▶ **SOURCE MATERIAL**
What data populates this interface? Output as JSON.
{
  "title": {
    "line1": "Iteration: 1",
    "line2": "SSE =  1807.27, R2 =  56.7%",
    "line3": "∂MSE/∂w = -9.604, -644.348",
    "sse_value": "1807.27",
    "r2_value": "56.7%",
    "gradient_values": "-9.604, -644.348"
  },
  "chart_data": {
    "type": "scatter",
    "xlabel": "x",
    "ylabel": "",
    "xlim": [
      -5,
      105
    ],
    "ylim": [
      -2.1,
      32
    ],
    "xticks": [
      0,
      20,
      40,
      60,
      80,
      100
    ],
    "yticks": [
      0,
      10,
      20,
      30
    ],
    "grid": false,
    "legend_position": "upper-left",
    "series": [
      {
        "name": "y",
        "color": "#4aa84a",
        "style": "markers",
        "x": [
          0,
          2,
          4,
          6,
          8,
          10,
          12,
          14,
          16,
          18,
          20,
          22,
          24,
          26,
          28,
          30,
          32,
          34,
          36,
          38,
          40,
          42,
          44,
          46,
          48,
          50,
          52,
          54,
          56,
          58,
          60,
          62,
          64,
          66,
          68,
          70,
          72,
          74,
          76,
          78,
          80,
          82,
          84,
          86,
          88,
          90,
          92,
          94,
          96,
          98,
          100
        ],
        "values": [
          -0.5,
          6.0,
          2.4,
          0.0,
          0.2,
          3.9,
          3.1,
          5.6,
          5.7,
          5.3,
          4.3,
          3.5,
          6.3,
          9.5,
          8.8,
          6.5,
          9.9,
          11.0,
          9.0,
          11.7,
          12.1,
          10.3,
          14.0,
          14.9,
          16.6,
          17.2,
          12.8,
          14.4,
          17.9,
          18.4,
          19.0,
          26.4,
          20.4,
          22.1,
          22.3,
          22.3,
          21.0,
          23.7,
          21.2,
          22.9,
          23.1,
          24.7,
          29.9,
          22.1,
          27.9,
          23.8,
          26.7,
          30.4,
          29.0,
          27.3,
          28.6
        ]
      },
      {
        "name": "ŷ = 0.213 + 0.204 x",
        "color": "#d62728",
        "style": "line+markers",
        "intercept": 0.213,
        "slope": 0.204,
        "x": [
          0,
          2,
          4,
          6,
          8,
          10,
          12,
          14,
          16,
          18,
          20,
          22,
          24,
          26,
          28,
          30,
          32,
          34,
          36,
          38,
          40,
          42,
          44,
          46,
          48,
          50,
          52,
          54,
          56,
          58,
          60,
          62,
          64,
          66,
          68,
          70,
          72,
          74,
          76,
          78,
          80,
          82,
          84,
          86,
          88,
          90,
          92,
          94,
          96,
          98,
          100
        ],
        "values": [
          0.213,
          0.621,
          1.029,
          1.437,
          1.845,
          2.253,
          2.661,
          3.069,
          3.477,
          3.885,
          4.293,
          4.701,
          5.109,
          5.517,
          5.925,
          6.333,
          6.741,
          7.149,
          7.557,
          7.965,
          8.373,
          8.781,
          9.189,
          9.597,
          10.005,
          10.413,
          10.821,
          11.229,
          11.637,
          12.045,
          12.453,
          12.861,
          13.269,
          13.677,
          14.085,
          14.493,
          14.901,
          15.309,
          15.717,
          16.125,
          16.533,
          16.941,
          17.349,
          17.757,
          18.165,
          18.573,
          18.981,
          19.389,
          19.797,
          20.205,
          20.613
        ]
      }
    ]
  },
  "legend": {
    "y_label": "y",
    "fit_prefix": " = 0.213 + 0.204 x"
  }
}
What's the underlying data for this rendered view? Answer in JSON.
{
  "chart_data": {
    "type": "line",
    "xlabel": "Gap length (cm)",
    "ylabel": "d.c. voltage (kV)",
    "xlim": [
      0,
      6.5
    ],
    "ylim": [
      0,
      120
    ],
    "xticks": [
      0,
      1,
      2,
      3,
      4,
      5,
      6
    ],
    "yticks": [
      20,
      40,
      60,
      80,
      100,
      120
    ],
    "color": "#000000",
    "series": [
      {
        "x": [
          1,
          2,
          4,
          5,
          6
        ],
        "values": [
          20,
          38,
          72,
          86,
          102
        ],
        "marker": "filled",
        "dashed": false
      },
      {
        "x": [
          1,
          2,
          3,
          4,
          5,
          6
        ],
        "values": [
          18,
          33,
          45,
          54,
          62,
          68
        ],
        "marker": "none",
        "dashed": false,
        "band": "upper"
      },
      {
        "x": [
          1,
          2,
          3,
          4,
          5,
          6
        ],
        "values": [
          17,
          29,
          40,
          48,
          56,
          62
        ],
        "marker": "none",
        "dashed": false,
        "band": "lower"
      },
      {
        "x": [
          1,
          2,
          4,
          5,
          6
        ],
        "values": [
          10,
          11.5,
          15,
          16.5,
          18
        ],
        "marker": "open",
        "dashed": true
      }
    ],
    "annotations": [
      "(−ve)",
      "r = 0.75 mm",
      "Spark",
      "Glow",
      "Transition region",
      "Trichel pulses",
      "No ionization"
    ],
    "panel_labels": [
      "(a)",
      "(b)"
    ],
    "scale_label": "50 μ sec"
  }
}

▶ **PROMPT**
Copy all of the data. Keep every word exactly as it is.

▶ **RESPONSE BELOW**
What data populates this interface? Output as JSON.
{
  "title": {
    "line1": "Iteration: 1",
    "line2": "SSE =  1807.27, R2 =  56.7%",
    "line3": "∂MSE/∂w = -9.604, -644.348",
    "sse_value": "1807.27",
    "r2_value": "56.7%",
    "gradient_values": "-9.604, -644.348"
  },
  "chart_data": {
    "type": "scatter",
    "xlabel": "x",
    "ylabel": "",
    "xlim": [
      -5,
      105
    ],
    "ylim": [
      -2.1,
      32
    ],
    "xticks": [
      0,
      20,
      40,
      60,
      80,
      100
    ],
    "yticks": [
      0,
      10,
      20,
      30
    ],
    "grid": false,
    "legend_position": "upper-left",
    "series": [
      {
        "name": "y",
        "color": "#4aa84a",
        "style": "markers",
        "x": [
          0,
          2,
          4,
          6,
          8,
          10,
          12,
          14,
          16,
          18,
          20,
          22,
          24,
          26,
          28,
          30,
          32,
          34,
          36,
          38,
          40,
          42,
          44,
          46,
          48,
          50,
          52,
          54,
          56,
          58,
          60,
          62,
          64,
          66,
          68,
          70,
          72,
          74,
          76,
          78,
          80,
          82,
          84,
          86,
          88,
          90,
          92,
          94,
          96,
          98,
          100
        ],
        "values": [
          -0.5,
          6.0,
          2.4,
          0.0,
          0.2,
          3.9,
          3.1,
          5.6,
          5.7,
          5.3,
          4.3,
          3.5,
          6.3,
          9.5,
          8.8,
          6.5,
          9.9,
          11.0,
          9.0,
          11.7,
          12.1,
          10.3,
          14.0,
          14.9,
          16.6,
          17.2,
          12.8,
          14.4,
          17.9,
          18.4,
          19.0,
          26.4,
          20.4,
          22.1,
          22.3,
          22.3,
          21.0,
          23.7,
          21.2,
          22.9,
          23.1,
          24.7,
          29.9,
          22.1,
          27.9,
          23.8,
          26.7,
          30.4,
          29.0,
          27.3,
          28.6
        ]
      },
      {
        "name": "ŷ = 0.213 + 0.204 x",
        "color": "#d62728",
        "style": "line+markers",
        "intercept": 0.213,
        "slope": 0.204,
        "x": [
          0,
          2,
          4,
          6,
          8,
          10,
          12,
          14,
          16,
          18,
          20,
          22,
          24,
          26,
          28,
          30,
          32,
          34,
          36,
          38,
          40,
          42,
          44,
          46,
          48,
          50,
          52,
          54,
          56,
          58,
          60,
          62,
          64,
          66,
          68,
          70,
          72,
          74,
          76,
          78,
          80,
          82,
          84,
          86,
          88,
          90,
          92,
          94,
          96,
          98,
          100
        ],
        "values": [
          0.213,
          0.621,
          1.029,
          1.437,
          1.845,
          2.253,
          2.661,
          3.069,
          3.477,
          3.885,
          4.293,
          4.701,
          5.109,
          5.517,
          5.925,
          6.333,
          6.741,
          7.149,
          7.557,
          7.965,
          8.373,
          8.781,
          9.189,
          9.597,
          10.005,
          10.413,
          10.821,
          11.229,
          11.637,
          12.045,
          12.453,
          12.861,
          13.269,
          13.677,
          14.085,
          14.493,
          14.901,
          15.309,
          15.717,
          16.125,
          16.533,
          16.941,
          17.349,
          17.757,
          18.165,
          18.573,
          18.981,
          19.389,
          19.797,
          20.205,
          20.613
        ]
      }
    ]
  },
  "legend": {
    "y_label": "y",
    "fit_prefix": " = 0.213 + 0.204 x"
  }
}
What's the underlying data for this rendered view? Answer in JSON.
{
  "chart_data": {
    "type": "line",
    "xlabel": "Gap length (cm)",
    "ylabel": "d.c. voltage (kV)",
    "xlim": [
      0,
      6.5
    ],
    "ylim": [
      0,
      120
    ],
    "xticks": [
      0,
      1,
      2,
      3,
      4,
      5,
      6
    ],
    "yticks": [
      20,
      40,
      60,
      80,
      100,
      120
    ],
    "color": "#000000",
    "series": [
      {
        "x": [
          1,
          2,
          4,
          5,
          6
        ],
        "values": [
          20,
          38,
          72,
          86,
          102
        ],
        "marker": "filled",
        "dashed": false
      },
      {
        "x": [
          1,
          2,
          3,
          4,
          5,
          6
        ],
        "values": [
          18,
          33,
          45,
          54,
          62,
          68
        ],
        "marker": "none",
        "dashed": false,
        "band": "upper"
      },
      {
        "x": [
          1,
          2,
          3,
          4,
          5,
          6
        ],
        "values": [
          17,
          29,
          40,
          48,
          56,
          62
        ],
        "marker": "none",
        "dashed": false,
        "band": "lower"
      },
      {
        "x": [
          1,
          2,
          4,
          5,
          6
        ],
        "values": [
          10,
          11.5,
          15,
          16.5,
          18
        ],
        "marker": "open",
        "dashed": true
      }
    ],
    "annotations": [
      "(−ve)",
      "r = 0.75 mm",
      "Spark",
      "Glow",
      "Transition region",
      "Trichel pulses",
      "No ionization"
    ],
    "panel_labels": [
      "(a)",
      "(b)"
    ],
    "scale_label": "50 μ sec"
  }
}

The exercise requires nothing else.